++++ STORED RECORDS ++++

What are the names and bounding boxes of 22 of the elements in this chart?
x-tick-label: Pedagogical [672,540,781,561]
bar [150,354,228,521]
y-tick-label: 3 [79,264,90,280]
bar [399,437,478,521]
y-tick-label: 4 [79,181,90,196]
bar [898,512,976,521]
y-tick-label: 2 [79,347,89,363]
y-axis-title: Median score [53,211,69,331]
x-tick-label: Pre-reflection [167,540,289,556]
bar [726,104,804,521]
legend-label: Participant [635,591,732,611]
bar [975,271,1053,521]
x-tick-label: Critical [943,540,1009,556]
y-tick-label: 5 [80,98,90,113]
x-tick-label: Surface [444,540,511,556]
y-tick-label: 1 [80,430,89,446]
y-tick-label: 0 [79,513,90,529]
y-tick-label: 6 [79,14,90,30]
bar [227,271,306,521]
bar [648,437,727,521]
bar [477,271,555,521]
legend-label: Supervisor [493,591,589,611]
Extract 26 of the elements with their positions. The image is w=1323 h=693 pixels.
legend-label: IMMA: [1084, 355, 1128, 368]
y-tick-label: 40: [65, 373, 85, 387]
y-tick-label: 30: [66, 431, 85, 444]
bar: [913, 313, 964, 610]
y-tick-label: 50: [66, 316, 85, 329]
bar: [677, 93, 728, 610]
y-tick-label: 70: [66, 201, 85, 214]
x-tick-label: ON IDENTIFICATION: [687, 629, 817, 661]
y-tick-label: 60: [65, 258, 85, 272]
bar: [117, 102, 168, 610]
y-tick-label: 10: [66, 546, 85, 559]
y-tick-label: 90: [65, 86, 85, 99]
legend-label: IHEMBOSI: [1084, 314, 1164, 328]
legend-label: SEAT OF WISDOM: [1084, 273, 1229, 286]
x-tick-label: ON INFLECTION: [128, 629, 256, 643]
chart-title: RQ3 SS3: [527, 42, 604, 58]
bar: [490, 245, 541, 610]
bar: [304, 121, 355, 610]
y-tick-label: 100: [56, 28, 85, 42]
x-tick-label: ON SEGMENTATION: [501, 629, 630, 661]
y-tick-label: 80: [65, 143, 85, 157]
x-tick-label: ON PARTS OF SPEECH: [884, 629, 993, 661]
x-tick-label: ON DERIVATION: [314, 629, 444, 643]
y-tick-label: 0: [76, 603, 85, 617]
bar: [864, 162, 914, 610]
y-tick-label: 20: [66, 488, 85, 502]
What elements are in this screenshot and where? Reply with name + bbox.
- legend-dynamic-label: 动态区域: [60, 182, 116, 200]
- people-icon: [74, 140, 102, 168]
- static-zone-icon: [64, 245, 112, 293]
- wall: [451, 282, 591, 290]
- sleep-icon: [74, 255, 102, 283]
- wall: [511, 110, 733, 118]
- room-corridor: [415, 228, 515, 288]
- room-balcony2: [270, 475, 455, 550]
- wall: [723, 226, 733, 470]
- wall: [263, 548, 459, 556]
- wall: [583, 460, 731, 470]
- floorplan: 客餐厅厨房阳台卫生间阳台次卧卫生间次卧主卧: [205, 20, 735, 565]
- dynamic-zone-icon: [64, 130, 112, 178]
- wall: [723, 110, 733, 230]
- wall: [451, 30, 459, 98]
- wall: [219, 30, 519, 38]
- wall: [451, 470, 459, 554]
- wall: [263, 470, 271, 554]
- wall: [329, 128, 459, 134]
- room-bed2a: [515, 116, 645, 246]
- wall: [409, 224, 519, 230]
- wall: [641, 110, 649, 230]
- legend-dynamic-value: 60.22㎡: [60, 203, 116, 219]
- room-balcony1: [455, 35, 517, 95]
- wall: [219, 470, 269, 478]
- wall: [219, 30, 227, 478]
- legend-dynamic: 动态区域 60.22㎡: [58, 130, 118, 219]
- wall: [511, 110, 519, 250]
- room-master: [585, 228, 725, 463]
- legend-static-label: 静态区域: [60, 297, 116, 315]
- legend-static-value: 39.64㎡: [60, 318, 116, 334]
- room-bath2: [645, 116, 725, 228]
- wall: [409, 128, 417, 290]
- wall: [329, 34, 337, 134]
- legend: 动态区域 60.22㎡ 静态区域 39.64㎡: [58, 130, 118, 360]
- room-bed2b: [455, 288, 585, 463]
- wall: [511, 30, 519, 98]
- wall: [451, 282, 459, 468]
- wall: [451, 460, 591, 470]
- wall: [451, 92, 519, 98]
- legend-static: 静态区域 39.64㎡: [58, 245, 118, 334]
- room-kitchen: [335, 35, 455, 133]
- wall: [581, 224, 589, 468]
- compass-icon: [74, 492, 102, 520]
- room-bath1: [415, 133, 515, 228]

++++

Reproduce the listing with each occurrence of "x-tick-label" replaced by "x-axis-label" and every other character left as it is.

■ FINAL ANSWER ■
What are the names and bounding boxes of 22 of the elements in this chart?
x-axis-label: Pedagogical [672,540,781,561]
bar [150,354,228,521]
y-tick-label: 3 [79,264,90,280]
bar [399,437,478,521]
y-tick-label: 4 [79,181,90,196]
bar [898,512,976,521]
y-tick-label: 2 [79,347,89,363]
y-axis-title: Median score [53,211,69,331]
x-axis-label: Pre-reflection [167,540,289,556]
bar [726,104,804,521]
legend-label: Participant [635,591,732,611]
bar [975,271,1053,521]
x-axis-label: Critical [943,540,1009,556]
y-tick-label: 5 [80,98,90,113]
x-axis-label: Surface [444,540,511,556]
y-tick-label: 1 [80,430,89,446]
y-tick-label: 0 [79,513,90,529]
y-tick-label: 6 [79,14,90,30]
bar [227,271,306,521]
bar [648,437,727,521]
bar [477,271,555,521]
legend-label: Supervisor [493,591,589,611]
Extract 26 of the elements with their positions. The image is w=1323 h=693 pixels.
legend-label: IMMA: [1084, 355, 1128, 368]
y-tick-label: 40: [65, 373, 85, 387]
y-tick-label: 30: [66, 431, 85, 444]
bar: [913, 313, 964, 610]
y-tick-label: 50: [66, 316, 85, 329]
bar: [677, 93, 728, 610]
y-tick-label: 70: [66, 201, 85, 214]
x-axis-label: ON IDENTIFICATION: [687, 629, 817, 661]
y-tick-label: 60: [65, 258, 85, 272]
bar: [117, 102, 168, 610]
y-tick-label: 10: [66, 546, 85, 559]
y-tick-label: 90: [65, 86, 85, 99]
legend-label: IHEMBOSI: [1084, 314, 1164, 328]
legend-label: SEAT OF WISDOM: [1084, 273, 1229, 286]
x-axis-label: ON INFLECTION: [128, 629, 256, 643]
chart-title: RQ3 SS3: [527, 42, 604, 58]
bar: [490, 245, 541, 610]
bar: [304, 121, 355, 610]
y-tick-label: 100: [56, 28, 85, 42]
x-axis-label: ON SEGMENTATION: [501, 629, 630, 661]
y-tick-label: 80: [65, 143, 85, 157]
x-axis-label: ON PARTS OF SPEECH: [884, 629, 993, 661]
x-axis-label: ON DERIVATION: [314, 629, 444, 643]
y-tick-label: 0: [76, 603, 85, 617]
bar: [864, 162, 914, 610]
y-tick-label: 20: [66, 488, 85, 502]
What elements are in this screenshot and where? Reply with name + bbox.
- legend-dynamic-label: 动态区域: [60, 182, 116, 200]
- people-icon: [74, 140, 102, 168]
- static-zone-icon: [64, 245, 112, 293]
- wall: [451, 282, 591, 290]
- sleep-icon: [74, 255, 102, 283]
- wall: [511, 110, 733, 118]
- room-corridor: [415, 228, 515, 288]
- room-balcony2: [270, 475, 455, 550]
- wall: [723, 226, 733, 470]
- wall: [263, 548, 459, 556]
- wall: [583, 460, 731, 470]
- floorplan: 客餐厅厨房阳台卫生间阳台次卧卫生间次卧主卧: [205, 20, 735, 565]
- dynamic-zone-icon: [64, 130, 112, 178]
- wall: [723, 110, 733, 230]
- wall: [451, 30, 459, 98]
- wall: [219, 30, 519, 38]
- wall: [451, 470, 459, 554]
- wall: [263, 470, 271, 554]
- wall: [329, 128, 459, 134]
- room-bed2a: [515, 116, 645, 246]
- wall: [409, 224, 519, 230]
- wall: [641, 110, 649, 230]
- legend-dynamic-value: 60.22㎡: [60, 203, 116, 219]
- room-balcony1: [455, 35, 517, 95]
- wall: [219, 470, 269, 478]
- wall: [219, 30, 227, 478]
- legend-dynamic: 动态区域 60.22㎡: [58, 130, 118, 219]
- wall: [511, 110, 519, 250]
- room-master: [585, 228, 725, 463]
- legend-static-label: 静态区域: [60, 297, 116, 315]
- legend-static-value: 39.64㎡: [60, 318, 116, 334]
- room-bath2: [645, 116, 725, 228]
- wall: [409, 128, 417, 290]
- wall: [329, 34, 337, 134]
- legend: 动态区域 60.22㎡ 静态区域 39.64㎡: [58, 130, 118, 360]
- room-bed2b: [455, 288, 585, 463]
- wall: [511, 30, 519, 98]
- wall: [451, 282, 459, 468]
- wall: [451, 460, 591, 470]
- wall: [451, 92, 519, 98]
- legend-static: 静态区域 39.64㎡: [58, 245, 118, 334]
- room-kitchen: [335, 35, 455, 133]
- wall: [581, 224, 589, 468]
- compass-icon: [74, 492, 102, 520]
- room-bath1: [415, 133, 515, 228]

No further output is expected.